Material for the task:
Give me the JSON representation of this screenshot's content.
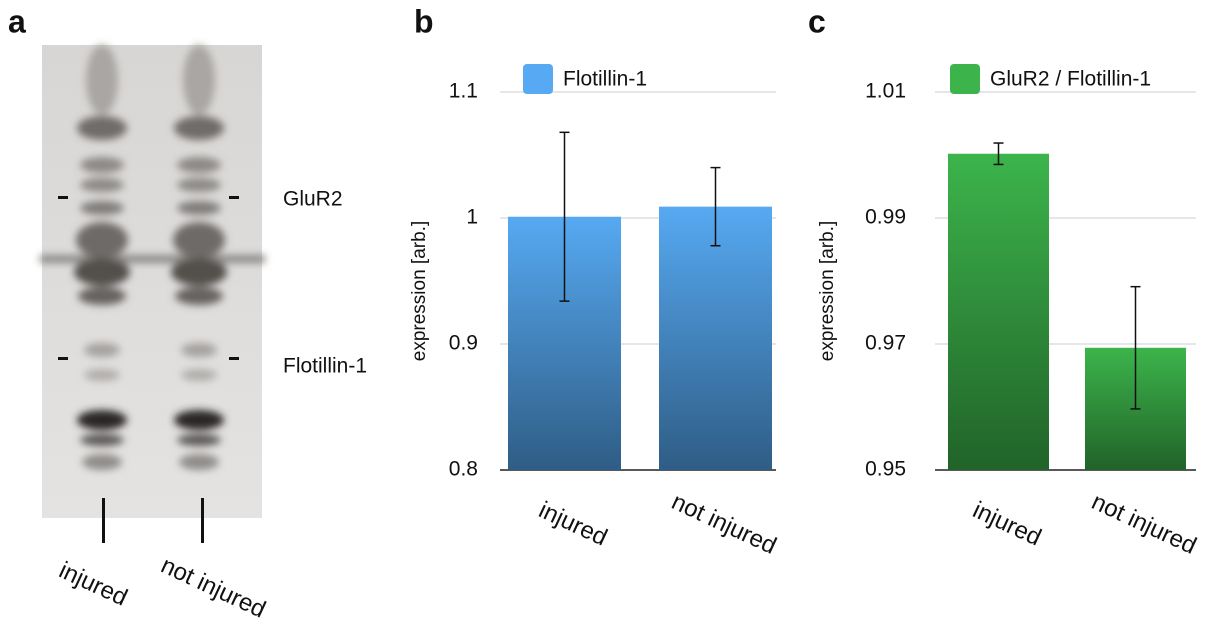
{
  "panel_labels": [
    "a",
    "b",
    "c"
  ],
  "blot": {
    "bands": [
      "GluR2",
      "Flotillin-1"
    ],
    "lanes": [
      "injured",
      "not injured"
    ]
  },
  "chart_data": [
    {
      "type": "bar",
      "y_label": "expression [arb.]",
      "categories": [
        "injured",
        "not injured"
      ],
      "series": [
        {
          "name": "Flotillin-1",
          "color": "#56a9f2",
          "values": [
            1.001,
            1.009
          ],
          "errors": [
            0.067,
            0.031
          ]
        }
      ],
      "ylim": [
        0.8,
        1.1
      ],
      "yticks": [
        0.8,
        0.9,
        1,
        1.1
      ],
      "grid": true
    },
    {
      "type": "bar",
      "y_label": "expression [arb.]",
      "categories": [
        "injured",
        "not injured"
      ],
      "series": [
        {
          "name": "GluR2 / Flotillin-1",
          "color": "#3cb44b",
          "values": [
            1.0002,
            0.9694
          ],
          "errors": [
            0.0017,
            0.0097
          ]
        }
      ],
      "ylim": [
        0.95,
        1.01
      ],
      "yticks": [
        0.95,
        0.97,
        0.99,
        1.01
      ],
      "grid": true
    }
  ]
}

Set task:
Write out again every line above exactly as given; the pictures do not belong in the copy.

Written answer:
Give me the JSON representation of this screenshot's content.
{
  "panel_labels": [
    "a",
    "b",
    "c"
  ],
  "blot": {
    "bands": [
      "GluR2",
      "Flotillin-1"
    ],
    "lanes": [
      "injured",
      "not injured"
    ]
  },
  "chart_data": [
    {
      "type": "bar",
      "y_label": "expression [arb.]",
      "categories": [
        "injured",
        "not injured"
      ],
      "series": [
        {
          "name": "Flotillin-1",
          "color": "#56a9f2",
          "values": [
            1.001,
            1.009
          ],
          "errors": [
            0.067,
            0.031
          ]
        }
      ],
      "ylim": [
        0.8,
        1.1
      ],
      "yticks": [
        0.8,
        0.9,
        1,
        1.1
      ],
      "grid": true
    },
    {
      "type": "bar",
      "y_label": "expression [arb.]",
      "categories": [
        "injured",
        "not injured"
      ],
      "series": [
        {
          "name": "GluR2 / Flotillin-1",
          "color": "#3cb44b",
          "values": [
            1.0002,
            0.9694
          ],
          "errors": [
            0.0017,
            0.0097
          ]
        }
      ],
      "ylim": [
        0.95,
        1.01
      ],
      "yticks": [
        0.95,
        0.97,
        0.99,
        1.01
      ],
      "grid": true
    }
  ]
}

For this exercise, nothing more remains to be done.